_WHAT NEEDS TO BE DONE_
Out of the lines below, please list those that hold the string "Открытое".
-- begin DATASET ENTRIES --
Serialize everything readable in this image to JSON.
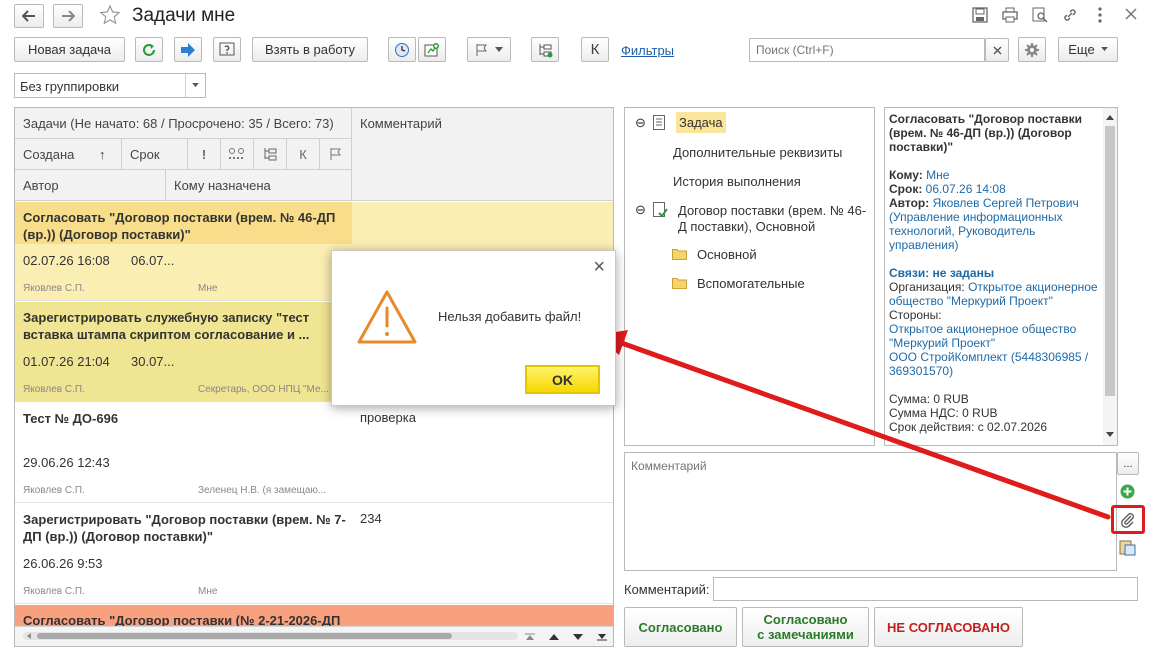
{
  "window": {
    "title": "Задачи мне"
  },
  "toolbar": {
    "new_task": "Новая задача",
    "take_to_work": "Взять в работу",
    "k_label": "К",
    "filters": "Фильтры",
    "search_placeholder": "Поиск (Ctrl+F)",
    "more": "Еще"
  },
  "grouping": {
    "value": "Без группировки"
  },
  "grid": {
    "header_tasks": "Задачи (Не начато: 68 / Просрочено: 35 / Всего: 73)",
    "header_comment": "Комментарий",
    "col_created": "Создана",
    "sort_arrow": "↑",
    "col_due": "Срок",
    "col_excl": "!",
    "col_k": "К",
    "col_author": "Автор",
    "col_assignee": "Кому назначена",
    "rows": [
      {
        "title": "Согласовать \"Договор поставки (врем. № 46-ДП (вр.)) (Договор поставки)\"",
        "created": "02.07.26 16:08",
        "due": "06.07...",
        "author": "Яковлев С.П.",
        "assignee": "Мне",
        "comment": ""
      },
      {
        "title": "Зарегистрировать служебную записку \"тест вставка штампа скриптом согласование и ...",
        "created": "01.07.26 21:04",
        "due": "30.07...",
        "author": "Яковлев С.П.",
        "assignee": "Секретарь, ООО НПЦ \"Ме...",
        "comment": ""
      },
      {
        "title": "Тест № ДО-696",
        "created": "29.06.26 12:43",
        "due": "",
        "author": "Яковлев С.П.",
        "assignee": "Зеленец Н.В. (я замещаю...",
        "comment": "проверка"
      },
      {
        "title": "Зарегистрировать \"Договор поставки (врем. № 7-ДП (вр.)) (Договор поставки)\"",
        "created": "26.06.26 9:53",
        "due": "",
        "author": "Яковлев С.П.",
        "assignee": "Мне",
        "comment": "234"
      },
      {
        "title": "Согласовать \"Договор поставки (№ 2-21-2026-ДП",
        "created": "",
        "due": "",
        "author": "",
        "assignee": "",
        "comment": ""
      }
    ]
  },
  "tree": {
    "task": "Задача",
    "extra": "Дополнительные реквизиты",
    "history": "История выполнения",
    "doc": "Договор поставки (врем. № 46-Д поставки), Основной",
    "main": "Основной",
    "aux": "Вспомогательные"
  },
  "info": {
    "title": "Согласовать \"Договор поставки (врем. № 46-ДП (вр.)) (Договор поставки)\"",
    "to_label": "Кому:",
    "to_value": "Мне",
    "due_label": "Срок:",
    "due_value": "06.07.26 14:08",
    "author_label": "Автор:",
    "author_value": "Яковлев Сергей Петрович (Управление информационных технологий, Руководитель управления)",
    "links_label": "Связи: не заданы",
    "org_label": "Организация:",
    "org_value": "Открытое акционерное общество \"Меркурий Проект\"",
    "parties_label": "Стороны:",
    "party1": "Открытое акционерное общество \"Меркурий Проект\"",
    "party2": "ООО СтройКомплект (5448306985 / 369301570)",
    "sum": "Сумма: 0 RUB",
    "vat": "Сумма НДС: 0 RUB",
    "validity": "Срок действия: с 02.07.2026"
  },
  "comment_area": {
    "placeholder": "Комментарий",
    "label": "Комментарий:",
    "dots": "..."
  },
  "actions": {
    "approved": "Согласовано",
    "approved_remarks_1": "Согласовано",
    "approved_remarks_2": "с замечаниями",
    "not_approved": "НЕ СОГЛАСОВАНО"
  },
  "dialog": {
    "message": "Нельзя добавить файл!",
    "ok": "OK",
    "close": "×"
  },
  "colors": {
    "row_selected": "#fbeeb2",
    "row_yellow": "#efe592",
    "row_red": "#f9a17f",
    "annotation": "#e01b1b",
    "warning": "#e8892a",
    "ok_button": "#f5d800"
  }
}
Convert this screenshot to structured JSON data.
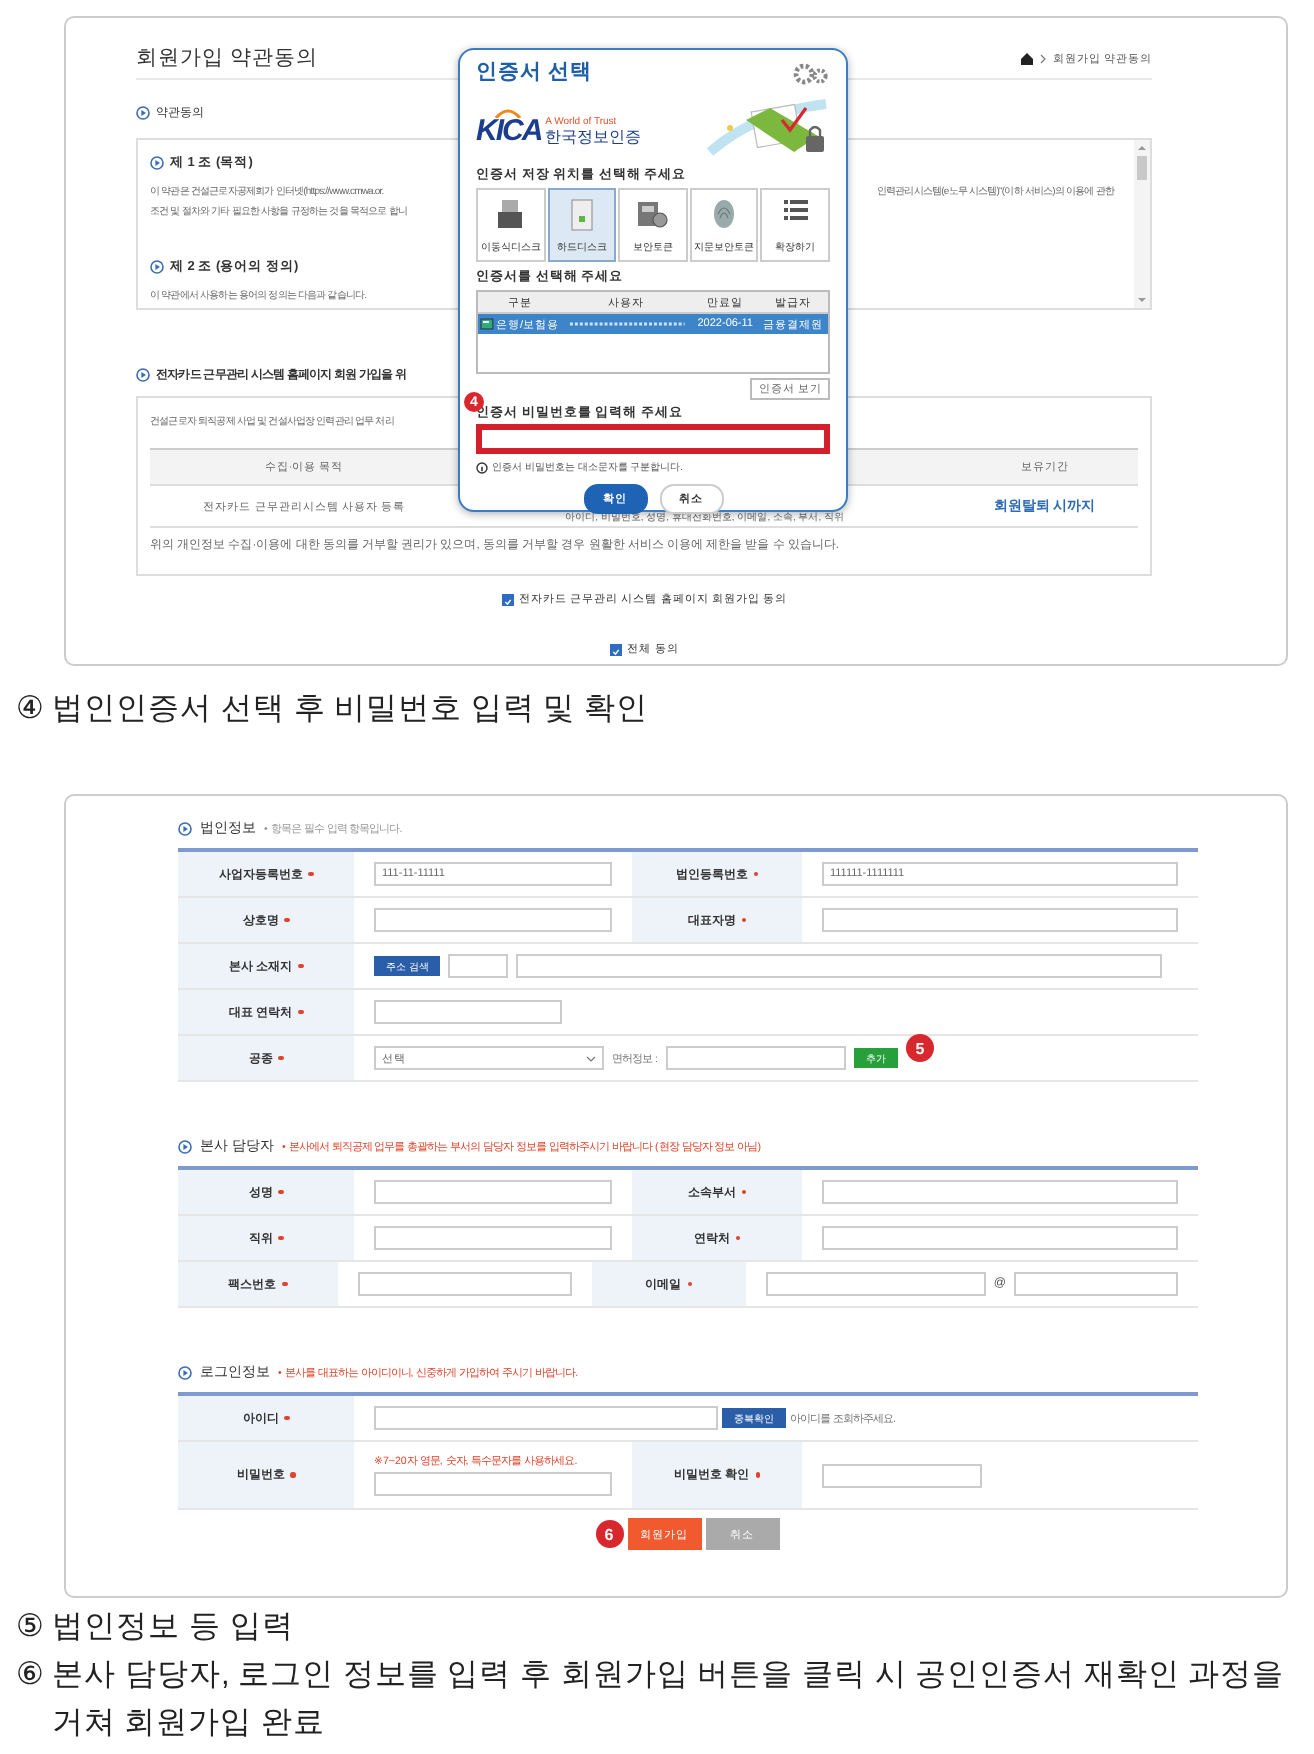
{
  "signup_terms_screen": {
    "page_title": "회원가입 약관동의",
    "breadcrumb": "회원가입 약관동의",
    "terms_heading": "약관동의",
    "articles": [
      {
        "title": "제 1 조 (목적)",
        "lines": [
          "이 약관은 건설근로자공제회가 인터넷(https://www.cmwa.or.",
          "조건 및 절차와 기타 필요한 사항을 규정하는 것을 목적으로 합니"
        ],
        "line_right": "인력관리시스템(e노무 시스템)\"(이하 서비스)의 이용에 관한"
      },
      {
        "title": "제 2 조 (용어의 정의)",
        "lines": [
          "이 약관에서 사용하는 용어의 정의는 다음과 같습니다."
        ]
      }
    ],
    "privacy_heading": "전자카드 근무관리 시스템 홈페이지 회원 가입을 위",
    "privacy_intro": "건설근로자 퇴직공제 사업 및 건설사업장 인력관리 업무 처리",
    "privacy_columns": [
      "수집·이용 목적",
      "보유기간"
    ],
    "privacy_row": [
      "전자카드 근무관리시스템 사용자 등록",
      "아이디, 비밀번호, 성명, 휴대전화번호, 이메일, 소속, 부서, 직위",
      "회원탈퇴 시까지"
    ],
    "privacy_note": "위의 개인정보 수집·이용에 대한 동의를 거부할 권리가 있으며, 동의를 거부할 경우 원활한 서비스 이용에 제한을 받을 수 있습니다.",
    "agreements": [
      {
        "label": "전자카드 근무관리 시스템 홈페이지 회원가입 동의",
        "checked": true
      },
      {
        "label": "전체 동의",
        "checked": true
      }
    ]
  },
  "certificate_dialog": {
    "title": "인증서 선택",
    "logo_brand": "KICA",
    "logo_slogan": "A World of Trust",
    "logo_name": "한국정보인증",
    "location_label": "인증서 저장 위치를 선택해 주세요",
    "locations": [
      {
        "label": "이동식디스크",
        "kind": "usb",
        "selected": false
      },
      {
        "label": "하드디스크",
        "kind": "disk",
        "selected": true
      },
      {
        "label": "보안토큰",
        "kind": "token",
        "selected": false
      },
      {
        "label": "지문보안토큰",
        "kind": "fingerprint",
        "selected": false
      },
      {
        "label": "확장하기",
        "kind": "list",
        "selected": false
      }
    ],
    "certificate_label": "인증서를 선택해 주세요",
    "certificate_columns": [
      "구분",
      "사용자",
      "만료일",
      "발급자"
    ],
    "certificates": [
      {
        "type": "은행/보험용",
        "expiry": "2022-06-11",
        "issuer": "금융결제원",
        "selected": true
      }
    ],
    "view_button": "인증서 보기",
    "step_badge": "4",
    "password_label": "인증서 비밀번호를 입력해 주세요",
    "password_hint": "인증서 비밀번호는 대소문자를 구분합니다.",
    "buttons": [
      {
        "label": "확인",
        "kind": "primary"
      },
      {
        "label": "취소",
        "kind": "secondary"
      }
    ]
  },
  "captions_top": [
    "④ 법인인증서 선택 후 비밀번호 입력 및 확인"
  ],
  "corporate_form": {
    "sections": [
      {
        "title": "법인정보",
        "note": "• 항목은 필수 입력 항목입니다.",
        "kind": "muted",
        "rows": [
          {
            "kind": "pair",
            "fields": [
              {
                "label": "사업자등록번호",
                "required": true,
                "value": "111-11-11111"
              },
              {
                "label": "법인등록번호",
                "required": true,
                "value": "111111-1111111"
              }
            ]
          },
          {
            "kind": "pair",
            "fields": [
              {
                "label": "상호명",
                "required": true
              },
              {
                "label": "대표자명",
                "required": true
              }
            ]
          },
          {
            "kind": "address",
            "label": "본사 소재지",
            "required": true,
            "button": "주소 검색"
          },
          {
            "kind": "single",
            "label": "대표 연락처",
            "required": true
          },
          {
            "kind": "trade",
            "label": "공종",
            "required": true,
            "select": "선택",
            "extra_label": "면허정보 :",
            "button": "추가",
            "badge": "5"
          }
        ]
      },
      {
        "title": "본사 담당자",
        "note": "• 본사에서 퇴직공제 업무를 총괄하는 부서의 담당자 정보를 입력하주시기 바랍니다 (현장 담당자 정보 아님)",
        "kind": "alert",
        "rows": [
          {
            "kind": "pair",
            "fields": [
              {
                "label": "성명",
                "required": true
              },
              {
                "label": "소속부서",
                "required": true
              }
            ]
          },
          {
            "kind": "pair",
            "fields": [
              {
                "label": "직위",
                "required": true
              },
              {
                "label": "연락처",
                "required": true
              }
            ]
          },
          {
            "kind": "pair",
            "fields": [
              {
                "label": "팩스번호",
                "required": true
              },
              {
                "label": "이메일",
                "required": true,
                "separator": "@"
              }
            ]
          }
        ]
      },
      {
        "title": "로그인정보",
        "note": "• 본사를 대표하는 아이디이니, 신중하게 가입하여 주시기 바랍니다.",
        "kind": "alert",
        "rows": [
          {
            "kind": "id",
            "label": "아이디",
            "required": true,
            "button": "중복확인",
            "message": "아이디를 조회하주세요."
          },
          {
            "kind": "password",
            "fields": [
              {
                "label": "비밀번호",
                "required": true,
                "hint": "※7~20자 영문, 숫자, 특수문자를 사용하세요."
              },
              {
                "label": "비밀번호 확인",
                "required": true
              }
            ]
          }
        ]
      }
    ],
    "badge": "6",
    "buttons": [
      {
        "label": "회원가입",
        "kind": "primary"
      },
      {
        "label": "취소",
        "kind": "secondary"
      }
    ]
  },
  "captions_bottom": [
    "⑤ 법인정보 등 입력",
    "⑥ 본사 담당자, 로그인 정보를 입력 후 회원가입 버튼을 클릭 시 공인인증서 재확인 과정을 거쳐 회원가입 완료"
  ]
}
-- end DATASET ENTRIES --
_OUTPUT OF THE EXERCISE_
    "org_value": "Открытое акционерное общество \"Меркурий Проект\"",
    "party1": "Открытое акционерное общество \"Меркурий Проект\"",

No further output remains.